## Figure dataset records
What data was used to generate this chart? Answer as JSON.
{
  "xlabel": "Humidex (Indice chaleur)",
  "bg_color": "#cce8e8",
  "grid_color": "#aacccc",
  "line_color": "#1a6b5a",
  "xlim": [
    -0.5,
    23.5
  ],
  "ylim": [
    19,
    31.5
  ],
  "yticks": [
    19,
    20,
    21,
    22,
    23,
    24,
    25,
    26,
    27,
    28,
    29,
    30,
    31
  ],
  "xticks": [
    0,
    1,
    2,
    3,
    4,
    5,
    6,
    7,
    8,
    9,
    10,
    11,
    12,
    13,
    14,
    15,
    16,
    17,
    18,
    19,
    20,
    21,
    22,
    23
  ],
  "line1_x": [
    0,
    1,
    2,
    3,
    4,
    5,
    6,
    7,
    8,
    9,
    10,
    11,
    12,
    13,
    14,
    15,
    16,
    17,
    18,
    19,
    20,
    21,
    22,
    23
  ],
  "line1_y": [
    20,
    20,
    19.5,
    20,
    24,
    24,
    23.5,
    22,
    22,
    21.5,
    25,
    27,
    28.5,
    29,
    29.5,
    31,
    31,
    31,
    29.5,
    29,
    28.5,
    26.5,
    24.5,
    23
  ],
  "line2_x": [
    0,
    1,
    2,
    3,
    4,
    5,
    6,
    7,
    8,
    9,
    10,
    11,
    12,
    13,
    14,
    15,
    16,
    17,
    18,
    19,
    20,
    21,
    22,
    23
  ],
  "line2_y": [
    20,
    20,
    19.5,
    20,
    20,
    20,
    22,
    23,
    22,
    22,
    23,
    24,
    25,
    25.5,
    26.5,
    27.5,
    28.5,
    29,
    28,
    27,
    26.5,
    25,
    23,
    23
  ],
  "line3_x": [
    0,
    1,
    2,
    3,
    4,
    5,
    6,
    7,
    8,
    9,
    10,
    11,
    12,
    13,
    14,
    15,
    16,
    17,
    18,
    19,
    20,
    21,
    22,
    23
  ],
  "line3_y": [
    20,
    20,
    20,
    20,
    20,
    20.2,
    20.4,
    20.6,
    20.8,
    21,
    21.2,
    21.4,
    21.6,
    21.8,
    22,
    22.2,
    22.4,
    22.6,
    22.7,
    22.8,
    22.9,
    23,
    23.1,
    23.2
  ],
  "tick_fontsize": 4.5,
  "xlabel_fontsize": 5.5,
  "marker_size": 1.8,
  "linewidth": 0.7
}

## What you have to do
Every line above should be retyped exactly as given.

## Task result
What data was used to generate this chart? Answer as JSON.
{
  "xlabel": "Humidex (Indice chaleur)",
  "bg_color": "#cce8e8",
  "grid_color": "#aacccc",
  "line_color": "#1a6b5a",
  "xlim": [
    -0.5,
    23.5
  ],
  "ylim": [
    19,
    31.5
  ],
  "yticks": [
    19,
    20,
    21,
    22,
    23,
    24,
    25,
    26,
    27,
    28,
    29,
    30,
    31
  ],
  "xticks": [
    0,
    1,
    2,
    3,
    4,
    5,
    6,
    7,
    8,
    9,
    10,
    11,
    12,
    13,
    14,
    15,
    16,
    17,
    18,
    19,
    20,
    21,
    22,
    23
  ],
  "line1_x": [
    0,
    1,
    2,
    3,
    4,
    5,
    6,
    7,
    8,
    9,
    10,
    11,
    12,
    13,
    14,
    15,
    16,
    17,
    18,
    19,
    20,
    21,
    22,
    23
  ],
  "line1_y": [
    20,
    20,
    19.5,
    20,
    24,
    24,
    23.5,
    22,
    22,
    21.5,
    25,
    27,
    28.5,
    29,
    29.5,
    31,
    31,
    31,
    29.5,
    29,
    28.5,
    26.5,
    24.5,
    23
  ],
  "line2_x": [
    0,
    1,
    2,
    3,
    4,
    5,
    6,
    7,
    8,
    9,
    10,
    11,
    12,
    13,
    14,
    15,
    16,
    17,
    18,
    19,
    20,
    21,
    22,
    23
  ],
  "line2_y": [
    20,
    20,
    19.5,
    20,
    20,
    20,
    22,
    23,
    22,
    22,
    23,
    24,
    25,
    25.5,
    26.5,
    27.5,
    28.5,
    29,
    28,
    27,
    26.5,
    25,
    23,
    23
  ],
  "line3_x": [
    0,
    1,
    2,
    3,
    4,
    5,
    6,
    7,
    8,
    9,
    10,
    11,
    12,
    13,
    14,
    15,
    16,
    17,
    18,
    19,
    20,
    21,
    22,
    23
  ],
  "line3_y": [
    20,
    20,
    20,
    20,
    20,
    20.2,
    20.4,
    20.6,
    20.8,
    21,
    21.2,
    21.4,
    21.6,
    21.8,
    22,
    22.2,
    22.4,
    22.6,
    22.7,
    22.8,
    22.9,
    23,
    23.1,
    23.2
  ],
  "tick_fontsize": 4.5,
  "xlabel_fontsize": 5.5,
  "marker_size": 1.8,
  "linewidth": 0.7
}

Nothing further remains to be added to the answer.